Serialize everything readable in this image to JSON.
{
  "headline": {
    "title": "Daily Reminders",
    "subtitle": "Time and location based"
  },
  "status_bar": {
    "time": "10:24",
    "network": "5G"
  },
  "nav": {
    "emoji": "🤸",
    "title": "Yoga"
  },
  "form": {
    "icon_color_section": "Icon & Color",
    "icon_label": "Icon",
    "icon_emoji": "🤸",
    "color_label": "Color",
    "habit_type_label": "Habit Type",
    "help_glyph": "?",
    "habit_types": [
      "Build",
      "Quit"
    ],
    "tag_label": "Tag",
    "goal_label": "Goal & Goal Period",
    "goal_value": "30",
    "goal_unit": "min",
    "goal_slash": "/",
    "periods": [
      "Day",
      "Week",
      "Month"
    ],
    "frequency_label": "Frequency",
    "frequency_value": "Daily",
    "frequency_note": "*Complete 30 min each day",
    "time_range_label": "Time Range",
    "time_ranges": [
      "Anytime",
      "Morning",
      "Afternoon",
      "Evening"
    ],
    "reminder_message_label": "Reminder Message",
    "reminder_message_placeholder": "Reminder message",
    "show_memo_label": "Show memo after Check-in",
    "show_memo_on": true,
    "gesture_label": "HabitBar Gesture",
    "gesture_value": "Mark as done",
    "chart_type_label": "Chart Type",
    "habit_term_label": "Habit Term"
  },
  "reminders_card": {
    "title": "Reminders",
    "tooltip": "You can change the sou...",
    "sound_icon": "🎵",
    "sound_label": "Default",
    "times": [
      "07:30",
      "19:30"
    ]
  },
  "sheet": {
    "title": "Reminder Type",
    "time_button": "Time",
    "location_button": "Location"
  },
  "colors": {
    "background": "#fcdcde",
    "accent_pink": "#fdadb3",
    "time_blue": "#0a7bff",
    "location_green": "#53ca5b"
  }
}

________________________

- [What you have to do] Return all of the entries word for word.

- [Result of the task]
Serialize everything readable in this image to JSON.
{
  "headline": {
    "title": "Daily Reminders",
    "subtitle": "Time and location based"
  },
  "status_bar": {
    "time": "10:24",
    "network": "5G"
  },
  "nav": {
    "emoji": "🤸",
    "title": "Yoga"
  },
  "form": {
    "icon_color_section": "Icon & Color",
    "icon_label": "Icon",
    "icon_emoji": "🤸",
    "color_label": "Color",
    "habit_type_label": "Habit Type",
    "help_glyph": "?",
    "habit_types": [
      "Build",
      "Quit"
    ],
    "tag_label": "Tag",
    "goal_label": "Goal & Goal Period",
    "goal_value": "30",
    "goal_unit": "min",
    "goal_slash": "/",
    "periods": [
      "Day",
      "Week",
      "Month"
    ],
    "frequency_label": "Frequency",
    "frequency_value": "Daily",
    "frequency_note": "*Complete 30 min each day",
    "time_range_label": "Time Range",
    "time_ranges": [
      "Anytime",
      "Morning",
      "Afternoon",
      "Evening"
    ],
    "reminder_message_label": "Reminder Message",
    "reminder_message_placeholder": "Reminder message",
    "show_memo_label": "Show memo after Check-in",
    "show_memo_on": true,
    "gesture_label": "HabitBar Gesture",
    "gesture_value": "Mark as done",
    "chart_type_label": "Chart Type",
    "habit_term_label": "Habit Term"
  },
  "reminders_card": {
    "title": "Reminders",
    "tooltip": "You can change the sou...",
    "sound_icon": "🎵",
    "sound_label": "Default",
    "times": [
      "07:30",
      "19:30"
    ]
  },
  "sheet": {
    "title": "Reminder Type",
    "time_button": "Time",
    "location_button": "Location"
  },
  "colors": {
    "background": "#fcdcde",
    "accent_pink": "#fdadb3",
    "time_blue": "#0a7bff",
    "location_green": "#53ca5b"
  }
}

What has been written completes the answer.